Enumera los animales a los que, según el fragmento sobre el instinto animal y la sociedad, el rebaño perseguido podría hacer frente si formara un escudo.

*Fragmento seleccionado:*

========================

En el reino animal el ciclo alimenticio se sustenta por la supremacía de los más poderosos sobre los más débiles. En nuestro reino humano ocurre exactamente lo mismo. Los poderosos, succionando la sangre de la yugular a los más desvalidos, a los que califica de parásitos, individuos con mala suerte, que han vivido por encima de sus posibilidades o que no aprovecharon su oportunidad, acaban doblegándolos con escasa resistencia; dejando el suceso una advertencia ejemplar para los que intenten denunciar el abuso, por si acaso no sean los reivindicativos las próximas víctimas. La sociedad está conformada por colectivos que parecen sólidos: sindicales, empresariales, políticos, cívicos y un largo etcétera casi innumerable.

Sin embargo, lo que prima en la sociedad, más allá de banderas, ideologías o defensa de colectivos, es el sálvese quien pueda. En épocas de bonanza son muchos los inscritos, en períodos de crisis son más los desertores. Porque el instinto animal que llevamos dentro, que es individualista y egocéntrico, es más fuerte que la añoranza de un potente grupo que resulta estéril. Muchos depredadores en el reino animal buscan alimento en ataques estratégicos, organizados y en manada. Persiguen al más débil o a la más rezagada de las presas, que huyen despavoridas, y se hacen con ella. Afirman los naturalistas que es el ciclo de la vida. El más fuerte se alimenta del más frágil. Siempre ha sido así, dicen las hemerotecas.

Pero imagínense por un momento si el rebaño amenazado y perseguido organizara un escudo, en perfecta formación legionaria, e hiciera frente al león, a la hiena, al lobo o al tigre. La batalla se plantea como una partida de ajedrez: el lema del conspirador es si divides, vencerás; mientras que la consigna del grupo mayoritario debería ser juntos, venceremos. Esa es la cuestión. Pero lamentablemente el instinto de supervivencia predomina en medio del caos y aflora ese incómodo sálvese quien pueda. No existe por tanto ese impulso de conservación colectiva que evitaría, sin duda ninguna, que el atacante se lo pensara dos veces y luego retirarse. Los códigos naturales ordenan la desbandada para eludir el desastre.

El animal, de memoria más desarrollada aun siendo primitiva, no comete más errores tras intentos fallidos; el ejemplar humano tropieza varias veces en la misma piedra, quizás porque piensa que la experiencia adquirida es superior a la tentación de la suerte. No somos nosotros socialmente mejores que las fieras, pues ellas también se comunican e interrelacionan, respetando siempre al líder de la manada porque es el más fuerte, sabio y experto. Su lenguaje en forma de sonidos resulta más contundente y los mensajes son asumidos con elevada disciplina. Nosotros no. Hablamos continuamente, creemos que dominamos el verbo, controlamos otros idiomas, pero no nos escuchamos, imponiendo la verdad propia.

========================

*Entradas del conjunto de datos:*

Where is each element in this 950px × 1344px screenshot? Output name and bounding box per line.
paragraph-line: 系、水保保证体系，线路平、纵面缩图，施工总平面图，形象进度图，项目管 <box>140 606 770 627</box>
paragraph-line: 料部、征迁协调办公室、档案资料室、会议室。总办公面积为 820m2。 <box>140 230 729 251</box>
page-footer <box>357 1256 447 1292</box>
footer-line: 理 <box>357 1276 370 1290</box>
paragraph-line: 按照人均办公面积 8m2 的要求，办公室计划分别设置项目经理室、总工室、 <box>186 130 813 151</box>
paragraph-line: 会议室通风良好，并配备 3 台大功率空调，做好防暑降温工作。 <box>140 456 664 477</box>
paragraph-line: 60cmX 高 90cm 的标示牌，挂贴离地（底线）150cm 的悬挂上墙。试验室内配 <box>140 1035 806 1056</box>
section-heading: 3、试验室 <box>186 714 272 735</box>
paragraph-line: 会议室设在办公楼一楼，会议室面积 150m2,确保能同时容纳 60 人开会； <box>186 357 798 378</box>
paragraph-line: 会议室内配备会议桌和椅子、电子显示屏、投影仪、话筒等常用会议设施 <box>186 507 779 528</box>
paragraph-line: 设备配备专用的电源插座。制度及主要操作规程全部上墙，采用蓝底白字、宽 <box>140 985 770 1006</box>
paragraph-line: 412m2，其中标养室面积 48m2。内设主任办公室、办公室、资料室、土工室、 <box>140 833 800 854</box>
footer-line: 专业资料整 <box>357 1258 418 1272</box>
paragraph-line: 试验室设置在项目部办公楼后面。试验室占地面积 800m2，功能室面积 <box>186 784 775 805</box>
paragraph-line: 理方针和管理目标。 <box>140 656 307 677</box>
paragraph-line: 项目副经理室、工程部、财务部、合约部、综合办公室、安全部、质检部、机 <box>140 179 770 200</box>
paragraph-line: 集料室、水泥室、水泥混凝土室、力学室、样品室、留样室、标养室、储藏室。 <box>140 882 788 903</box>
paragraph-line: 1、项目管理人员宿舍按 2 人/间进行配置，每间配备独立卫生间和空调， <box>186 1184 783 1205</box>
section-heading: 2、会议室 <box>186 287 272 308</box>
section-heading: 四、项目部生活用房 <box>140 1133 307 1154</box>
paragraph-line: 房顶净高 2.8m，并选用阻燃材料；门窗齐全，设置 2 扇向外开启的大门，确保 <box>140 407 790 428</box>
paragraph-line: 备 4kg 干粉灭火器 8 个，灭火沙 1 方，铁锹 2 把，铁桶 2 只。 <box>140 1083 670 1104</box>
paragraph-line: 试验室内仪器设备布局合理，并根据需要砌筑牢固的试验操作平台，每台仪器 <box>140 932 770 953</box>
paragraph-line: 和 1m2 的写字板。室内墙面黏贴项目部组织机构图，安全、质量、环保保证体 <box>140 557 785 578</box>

========================

*Respuesta del ejercicio:* El león, la hiena, el lobo y el tigre.